_To be done_
Give every line from the entries that contains "avec".

Extracted data entries

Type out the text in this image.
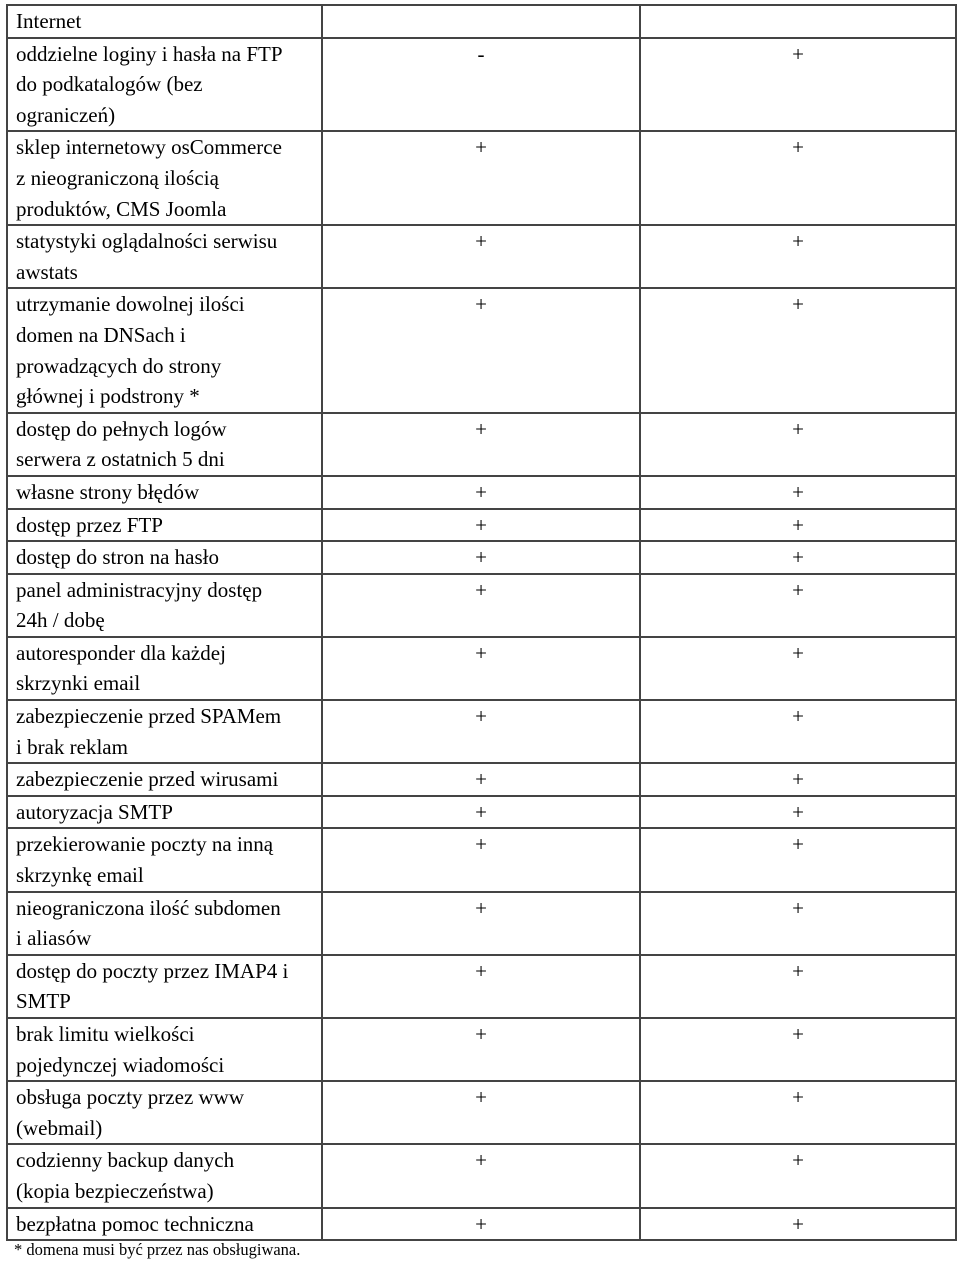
Internet		
oddzielne loginy i hasła na FTP
do podkatalogów (bez
ograniczeń)	-	+
sklep internetowy osCommerce
z nieograniczoną ilością
produktów, CMS Joomla	+	+
statystyki oglądalności serwisu
awstats	+	+
utrzymanie dowolnej ilości
domen na DNSach i
prowadzących do strony
głównej i podstrony *	+	+
dostęp do pełnych logów
serwera z ostatnich 5 dni	+	+
własne strony błędów	+	+
dostęp przez FTP	+	+
dostęp do stron na hasło	+	+
panel administracyjny dostęp
24h / dobę	+	+
autoresponder dla każdej
skrzynki email	+	+
zabezpieczenie przed SPAMem
i brak reklam	+	+
zabezpieczenie przed wirusami	+	+
autoryzacja SMTP	+	+
przekierowanie poczty na inną
skrzynkę email	+	+
nieograniczona ilość subdomen
i aliasów	+	+
dostęp do poczty przez IMAP4 i
SMTP	+	+
brak limitu wielkości
pojedynczej wiadomości	+	+
obsługa poczty przez www
(webmail)	+	+
codzienny backup danych
(kopia bezpieczeństwa)	+	+
bezpłatna pomoc techniczna	+	+
* domena musi być przez nas obsługiwana.
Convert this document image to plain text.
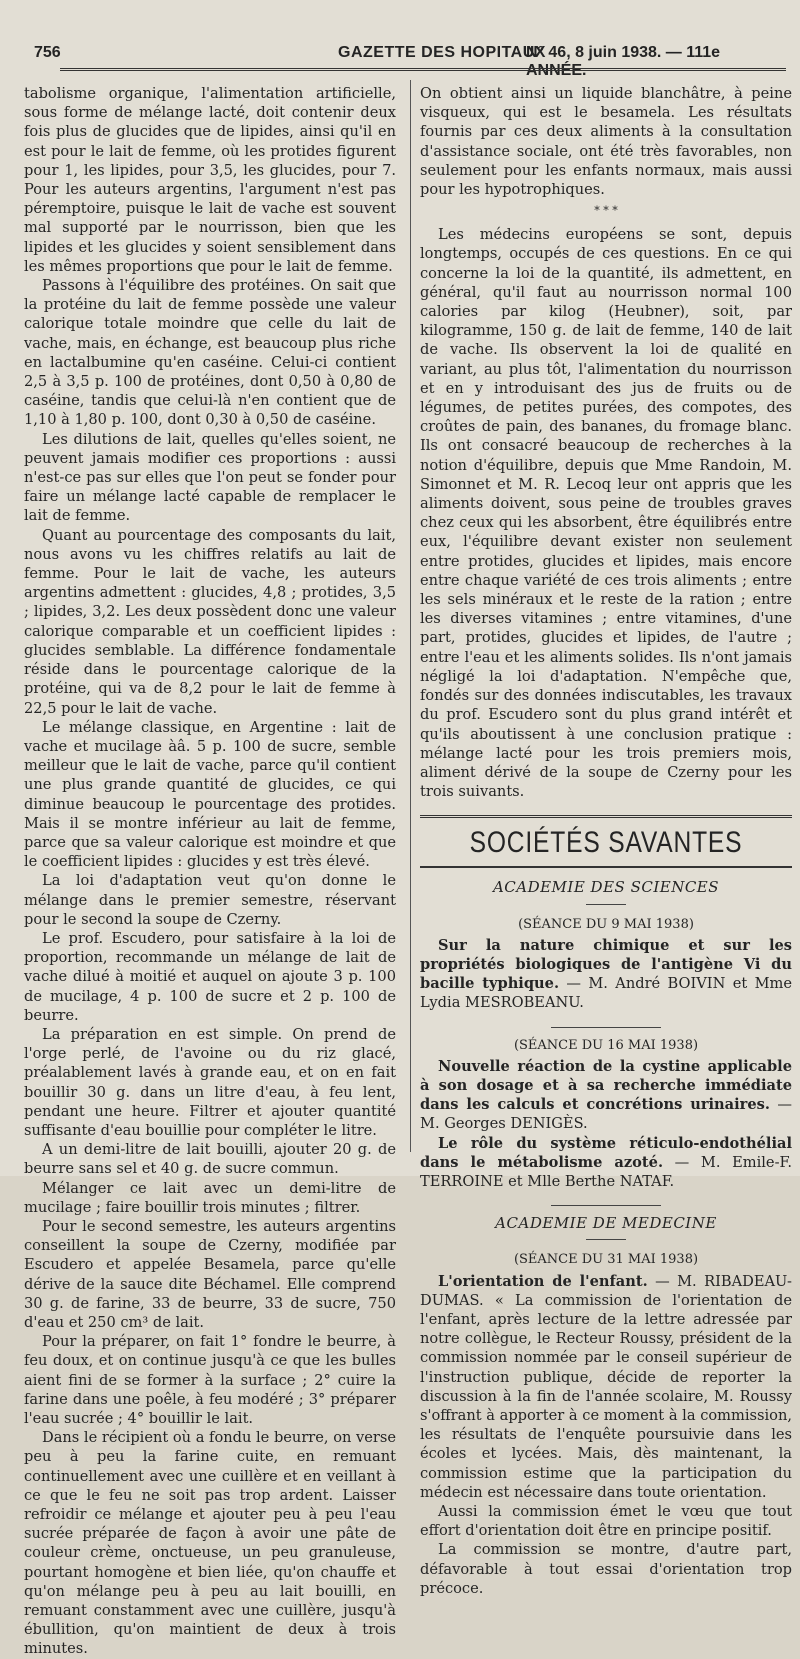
756	GAZETTE DES HOPITAUX
N° 46, 8 juin 1938. — 111e ANNÉE.

tabolisme organique, l'alimentation artificielle, sous forme de mélange lacté, doit contenir deux fois plus de glucides que de lipides, ainsi qu'il en est pour le lait de femme, où les protides figurent pour 1, les lipides, pour 3,5, les glucides, pour 7. Pour les auteurs argentins, l'argument n'est pas péremptoire, puisque le lait de vache est souvent mal supporté par le nourrisson, bien que les lipides et les glucides y soient sensiblement dans les mêmes proportions que pour le lait de femme.

Passons à l'équilibre des protéines. On sait que la protéine du lait de femme possède une valeur calorique totale moindre que celle du lait de vache, mais, en échange, est beaucoup plus riche en lactalbumine qu'en caséine. Celui-ci contient 2,5 à 3,5 p. 100 de protéines, dont 0,50 à 0,80 de caséine, tandis que celui-là n'en contient que de 1,10 à 1,80 p. 100, dont 0,30 à 0,50 de caséine.

Les dilutions de lait, quelles qu'elles soient, ne peuvent jamais modifier ces proportions : aussi n'est-ce pas sur elles que l'on peut se fonder pour faire un mélange lacté capable de remplacer le lait de femme.

Quant au pourcentage des composants du lait, nous avons vu les chiffres relatifs au lait de femme. Pour le lait de vache, les auteurs argentins admettent : glucides, 4,8 ; protides, 3,5 ; lipides, 3,2. Les deux possèdent donc une valeur calorique comparable et un coefficient lipides : glucides semblable. La différence fondamentale réside dans le pourcentage calorique de la protéine, qui va de 8,2 pour le lait de femme à 22,5 pour le lait de vache.

Le mélange classique, en Argentine : lait de vache et mucilage àâ. 5 p. 100 de sucre, semble meilleur que le lait de vache, parce qu'il contient une plus grande quantité de glucides, ce qui diminue beaucoup le pourcentage des protides. Mais il se montre inférieur au lait de femme, parce que sa valeur calorique est moindre et que le coefficient lipides : glucides y est très élevé.

La loi d'adaptation veut qu'on donne le mélange dans le premier semestre, réservant pour le second la soupe de Czerny.

Le prof. Escudero, pour satisfaire à la loi de proportion, recommande un mélange de lait de vache dilué à moitié et auquel on ajoute 3 p. 100 de mucilage, 4 p. 100 de sucre et 2 p. 100 de beurre.

La préparation en est simple. On prend de l'orge perlé, de l'avoine ou du riz glacé, préalablement lavés à grande eau, et on en fait bouillir 30 g. dans un litre d'eau, à feu lent, pendant une heure. Filtrer et ajouter quantité suffisante d'eau bouillie pour compléter le litre.

A un demi-litre de lait bouilli, ajouter 20 g. de beurre sans sel et 40 g. de sucre commun.

Mélanger ce lait avec un demi-litre de mucilage ; faire bouillir trois minutes ; filtrer.

Pour le second semestre, les auteurs argentins conseillent la soupe de Czerny, modifiée par Escudero et appelée Besamela, parce qu'elle dérive de la sauce dite Béchamel. Elle comprend 30 g. de farine, 33 de beurre, 33 de sucre, 750 d'eau et 250 cm³ de lait.

Pour la préparer, on fait 1° fondre le beurre, à feu doux, et on continue jusqu'à ce que les bulles aient fini de se former à la surface ; 2° cuire la farine dans une poêle, à feu modéré ; 3° préparer l'eau sucrée ; 4° bouillir le lait.

Dans le récipient où a fondu le beurre, on verse peu à peu la farine cuite, en remuant continuellement avec une cuillère et en veillant à ce que le feu ne soit pas trop ardent. Laisser refroidir ce mélange et ajouter peu à peu l'eau sucrée préparée de façon à avoir une pâte de couleur crème, onctueuse, un peu granuleuse, pourtant homogène et bien liée, qu'on chauffe et qu'on mélange peu à peu au lait bouilli, en remuant constamment avec une cuillère, jusqu'à ébullition, qu'on maintient de deux à trois minutes.

On obtient ainsi un liquide blanchâtre, à peine visqueux, qui est le besamela. Les résultats fournis par ces deux aliments à la consultation d'assistance sociale, ont été très favorables, non seulement pour les enfants normaux, mais aussi pour les hypotrophiques.

* * *

Les médecins européens se sont, depuis longtemps, occupés de ces questions. En ce qui concerne la loi de la quantité, ils admettent, en général, qu'il faut au nourrisson normal 100 calories par kilog (Heubner), soit, par kilogramme, 150 g. de lait de femme, 140 de lait de vache. Ils observent la loi de qualité en variant, au plus tôt, l'alimentation du nourrisson et en y introduisant des jus de fruits ou de légumes, de petites purées, des compotes, des croûtes de pain, des bananes, du fromage blanc. Ils ont consacré beaucoup de recherches à la notion d'équilibre, depuis que Mme Randoin, M. Simonnet et M. R. Lecoq leur ont appris que les aliments doivent, sous peine de troubles graves chez ceux qui les absorbent, être équilibrés entre eux, l'équilibre devant exister non seulement entre protides, glucides et lipides, mais encore entre chaque variété de ces trois aliments ; entre les sels minéraux et le reste de la ration ; entre les diverses vitamines ; entre vitamines, d'une part, protides, glucides et lipides, de l'autre ; entre l'eau et les aliments solides. Ils n'ont jamais négligé la loi d'adaptation. N'empêche que, fondés sur des données indiscutables, les travaux du prof. Escudero sont du plus grand intérêt et qu'ils aboutissent à une conclusion pratique : mélange lacté pour les trois premiers mois, aliment dérivé de la soupe de Czerny pour les trois suivants.

SOCIÉTÉS SAVANTES
ACADEMIE DES SCIENCES
(SÉANCE DU 9 MAI 1938)

Sur la nature chimique et sur les propriétés biologiques de l'antigène Vi du bacille typhique. — M. André BOIVIN et Mme Lydia MESROBEANU.

(SÉANCE DU 16 MAI 1938)

Nouvelle réaction de la cystine applicable à son dosage et à sa recherche immédiate dans les calculs et concrétions urinaires. — M. Georges DENIGÈS.

Le rôle du système réticulo-endothélial dans le métabolisme azoté. — M. Emile-F. TERROINE et Mlle Berthe NATAF.

ACADEMIE DE MEDECINE
(SÉANCE DU 31 MAI 1938)

L'orientation de l'enfant. — M. RIBADEAU-DUMAS. « La commission de l'orientation de l'enfant, après lecture de la lettre adressée par notre collègue, le Recteur Roussy, président de la commission nommée par le conseil supérieur de l'instruction publique, décide de reporter la discussion à la fin de l'année scolaire, M. Roussy s'offrant à apporter à ce moment à la commission, les résultats de l'enquête poursuivie dans les écoles et lycées. Mais, dès maintenant, la commission estime que la participation du médecin est nécessaire dans toute orientation.

Aussi la commission émet le vœu que tout effort d'orientation doit être en principe positif.

La commission se montre, d'autre part, défavorable à tout essai d'orientation trop précoce.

_Right answer_
Mélanger ce lait avec un demi-litre de mucilage ; faire bouillir trois minutes ; filtrer.
Dans le récipient où a fondu le beurre, on verse peu à peu la farine cuite, en remuant continuellement avec une cuillère et en veillant à ce que le feu ne soit pas trop ardent. Laisser refroidir ce mélange et ajouter peu à peu l'eau sucrée préparée de façon à avoir une pâte de couleur crème, onctueuse, un peu granuleuse, pourtant homogène et bien liée, qu'on chauffe et qu'on mélange peu à peu au lait bouilli, en remuant constamment avec une cuillère, jusqu'à ébullition, qu'on maintient de deux à trois minutes.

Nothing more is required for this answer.